## TASK GOAL
Return exactly the lines from the one containing "What's the underlying" through the last line of the records below, both included, and leave out any pictures.

## EXERCISE MATERIALS
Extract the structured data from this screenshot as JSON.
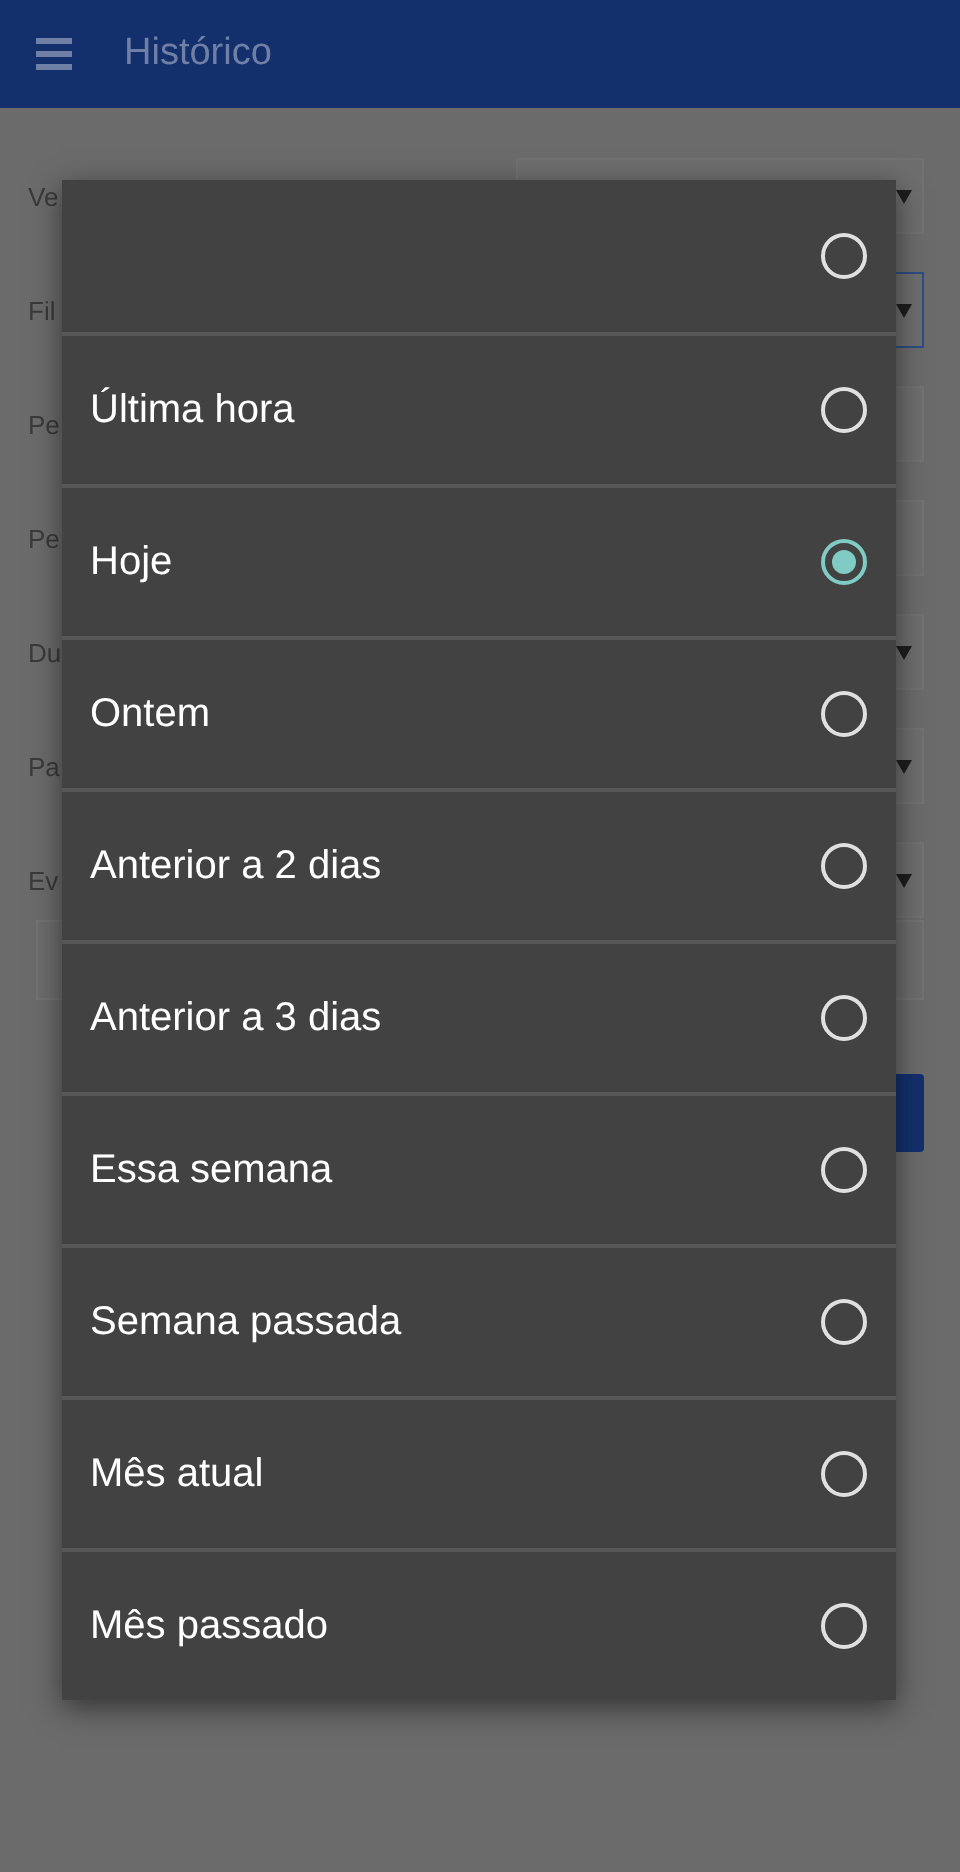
{
  "app_bar": {
    "title": "Histórico"
  },
  "form": {
    "fields": [
      {
        "label": "Ve",
        "kind": "select",
        "focused": false
      },
      {
        "label": "Fil",
        "kind": "select",
        "focused": true
      },
      {
        "label": "Pe",
        "kind": "text",
        "focused": false
      },
      {
        "label": "Pe",
        "kind": "text",
        "focused": false
      },
      {
        "label": "Du",
        "kind": "select",
        "focused": false
      },
      {
        "label": "Pa",
        "kind": "select",
        "focused": false
      },
      {
        "label": "Ev",
        "kind": "select",
        "focused": false
      }
    ]
  },
  "options": [
    {
      "selected": false
    },
    {
      "label": "Última hora",
      "selected": false
    },
    {
      "label": "Hoje",
      "selected": true
    },
    {
      "label": "Ontem",
      "selected": false
    },
    {
      "label": "Anterior a 2 dias",
      "selected": false
    },
    {
      "label": "Anterior a 3 dias",
      "selected": false
    },
    {
      "label": "Essa semana",
      "selected": false
    },
    {
      "label": "Semana passada",
      "selected": false
    },
    {
      "label": "Mês atual",
      "selected": false
    },
    {
      "label": "Mês passado",
      "selected": false
    }
  ]
}
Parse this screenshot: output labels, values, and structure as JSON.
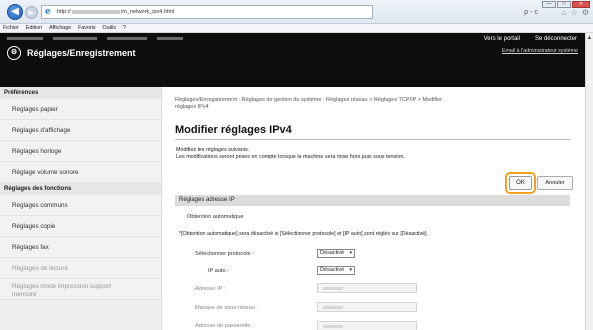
{
  "browser": {
    "url_prefix": "http://",
    "url_suffix": "/m_network_ipv4.html",
    "search_glyphs": "ρ - c",
    "win_min": "—",
    "win_max": "□",
    "win_close": "✕"
  },
  "menubar": [
    "Fichier",
    "Edition",
    "Affichage",
    "Favoris",
    "Outils",
    "?"
  ],
  "header": {
    "portal_link": "Vers le portail",
    "logout_link": "Se déconnecter",
    "admin_email": "Email à l'administrateur système",
    "app_title": "Réglages/Enregistrement"
  },
  "sidebar": {
    "sec1": "Préférences",
    "sec1_items": [
      "Réglages papier",
      "Réglages d'affichage",
      "Réglages horloge",
      "Réglage volume sonore"
    ],
    "sec2": "Réglages des fonctions",
    "sec2_items": [
      "Réglages communs",
      "Réglages copie",
      "Réglages fax",
      "Réglages de lecture"
    ],
    "sec2_last_line1": "Réglages mode impression support",
    "sec2_last_line2": "mémoire"
  },
  "main": {
    "breadcrumb_line1": "Réglages/Enregistrement : Réglages de gestion du système : Réglages réseau > Réglages TCP/IP > Modifier",
    "breadcrumb_line2": "réglages IPv4",
    "title": "Modifier réglages IPv4",
    "desc1": "Modifiez les réglages suivants.",
    "desc2": "Les modifications seront prises en compte lorsque la machine sera mise hors puis sous tension.",
    "ok": "OK",
    "cancel": "Annuler",
    "section": "Réglages adresse IP",
    "auto_label": "Obtention automatique",
    "note": "*[Obtention automatique] sera désactivé si [Sélectionner protocole] et [IP auto] sont réglés sur [Désactivé].",
    "protocol_label": "Sélectionner protocole :",
    "protocol_value": "Désactivé",
    "autoip_label": "IP auto :",
    "autoip_value": "Désactivé",
    "ip_label": "Adresse IP :",
    "mask_label": "Masque de sous-réseau :",
    "gateway_label": "Adresse de passerelle :"
  },
  "colors": {
    "header_bg": "#0d0d0d",
    "ok_highlight": "#f0a020",
    "sidebar_bg": "#efefef"
  }
}
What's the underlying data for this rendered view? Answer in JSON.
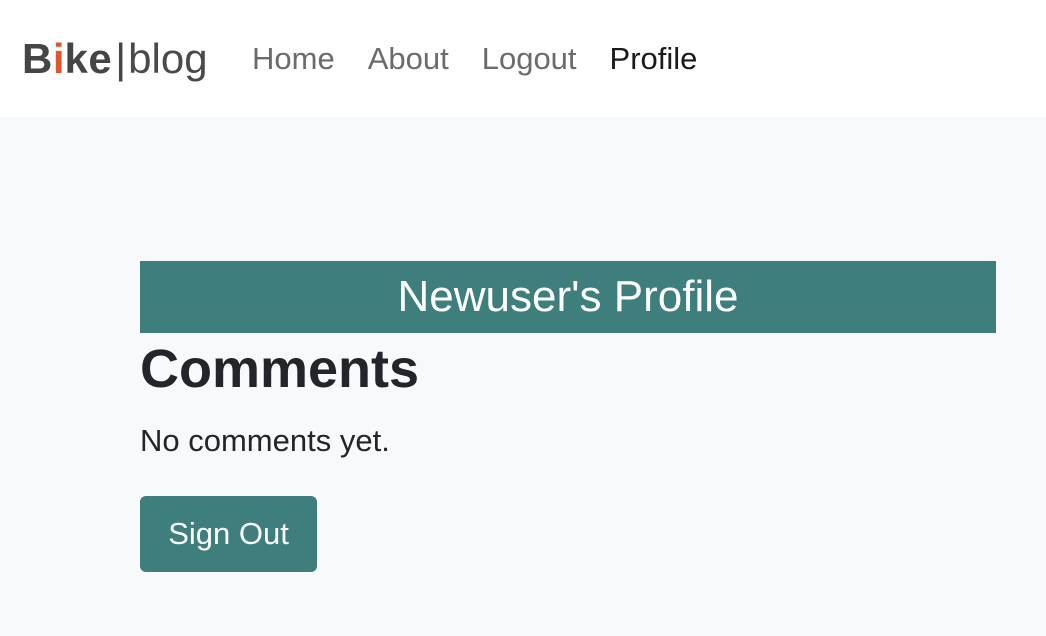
{
  "brand": {
    "part_bold_1": "B",
    "part_accent": "i",
    "part_bold_2": "ke",
    "separator": "|",
    "part_light": "blog"
  },
  "nav": {
    "items": [
      {
        "label": "Home",
        "active": false
      },
      {
        "label": "About",
        "active": false
      },
      {
        "label": "Logout",
        "active": false
      },
      {
        "label": "Profile",
        "active": true
      }
    ]
  },
  "main": {
    "banner_title": "Newuser's Profile",
    "comments_heading": "Comments",
    "empty_message": "No comments yet.",
    "signout_label": "Sign Out"
  },
  "colors": {
    "accent": "#3e7f7e",
    "brand_accent": "#e2542b",
    "page_bg": "#f8f9fa",
    "nav_bg": "#ffffff"
  }
}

## SOLUTION TO THE EXERCISE
What's the underlying data for this rendered view? Answer in JSON.
{
  "brand": {
    "part_bold_1": "B",
    "part_accent": "i",
    "part_bold_2": "ke",
    "separator": "|",
    "part_light": "blog"
  },
  "nav": {
    "items": [
      {
        "label": "Home",
        "active": false
      },
      {
        "label": "About",
        "active": false
      },
      {
        "label": "Logout",
        "active": false
      },
      {
        "label": "Profile",
        "active": true
      }
    ]
  },
  "main": {
    "banner_title": "Newuser's Profile",
    "comments_heading": "Comments",
    "empty_message": "No comments yet.",
    "signout_label": "Sign Out"
  },
  "colors": {
    "accent": "#3e7f7e",
    "brand_accent": "#e2542b",
    "page_bg": "#f8f9fa",
    "nav_bg": "#ffffff"
  }
}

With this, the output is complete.